- **WRITTEN PROBLEM**: Extract each line holding the word "lavoro" from the entries.

- **INFORMATION GIVEN**:
Begin
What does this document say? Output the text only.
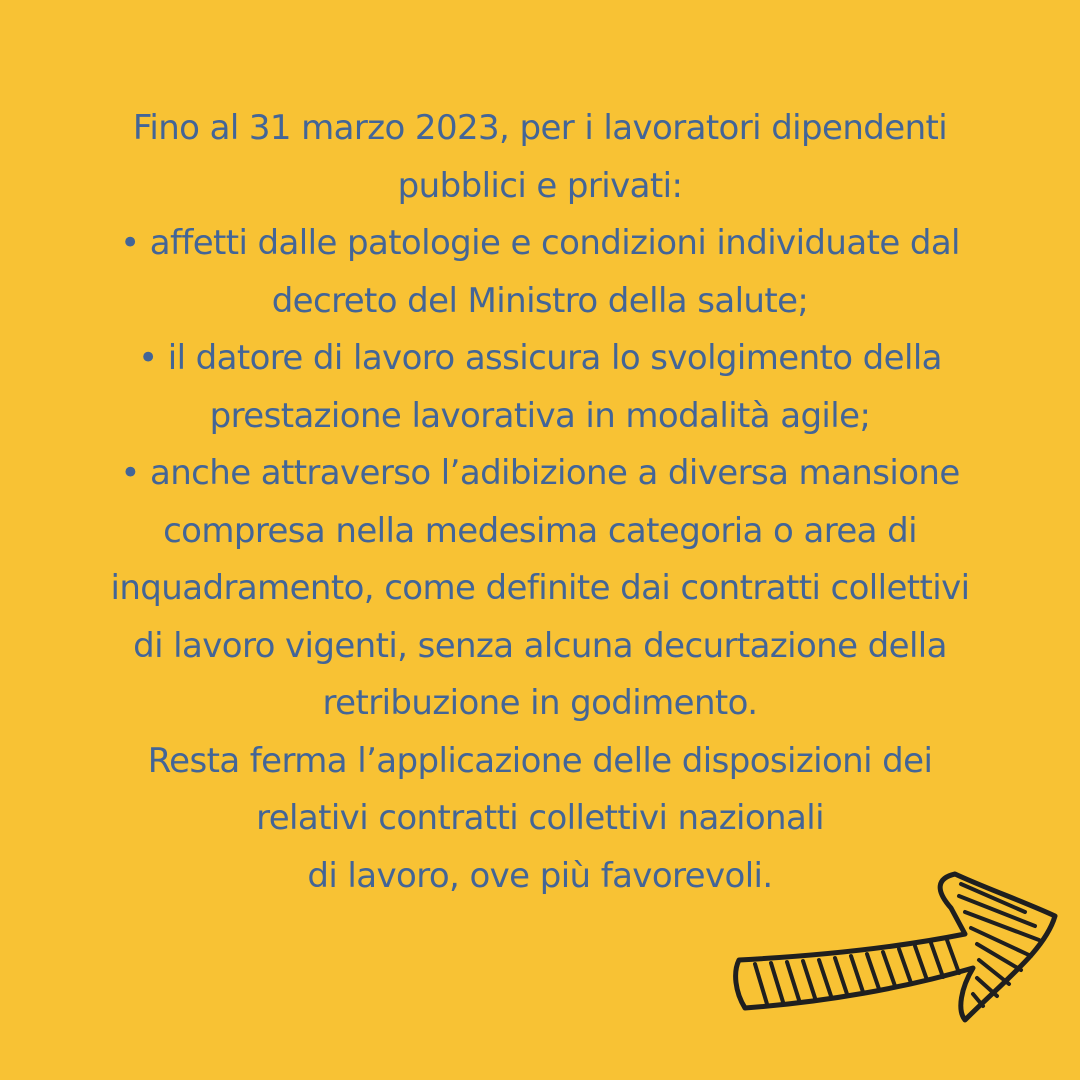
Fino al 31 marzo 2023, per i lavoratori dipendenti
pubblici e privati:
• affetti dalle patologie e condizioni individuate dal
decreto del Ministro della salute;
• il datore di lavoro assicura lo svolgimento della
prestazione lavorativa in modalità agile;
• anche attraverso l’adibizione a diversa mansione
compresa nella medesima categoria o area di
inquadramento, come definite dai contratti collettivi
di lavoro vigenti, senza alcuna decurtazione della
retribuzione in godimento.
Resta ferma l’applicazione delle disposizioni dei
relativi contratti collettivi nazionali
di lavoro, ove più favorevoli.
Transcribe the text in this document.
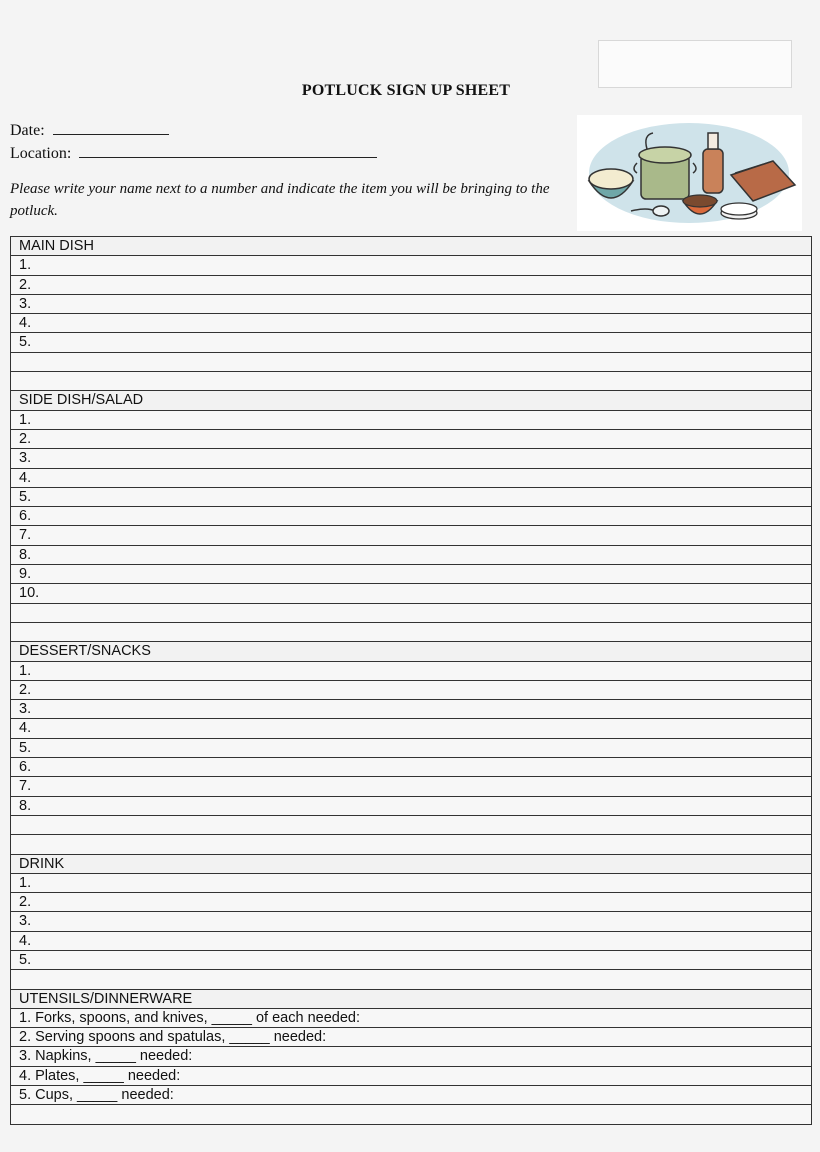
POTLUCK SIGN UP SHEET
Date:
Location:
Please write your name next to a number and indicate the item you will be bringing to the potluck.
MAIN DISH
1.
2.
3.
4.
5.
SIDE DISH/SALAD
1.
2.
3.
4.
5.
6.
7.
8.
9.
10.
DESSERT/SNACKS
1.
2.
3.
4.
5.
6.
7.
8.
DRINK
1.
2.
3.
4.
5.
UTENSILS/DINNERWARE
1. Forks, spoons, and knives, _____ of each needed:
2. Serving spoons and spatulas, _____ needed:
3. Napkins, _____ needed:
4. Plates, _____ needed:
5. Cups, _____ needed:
End
- **FINAL RESULT**:
• il datore di lavoro assicura lo svolgimento della
di lavoro vigenti, senza alcuna decurtazione della
di lavoro, ove più favorevoli.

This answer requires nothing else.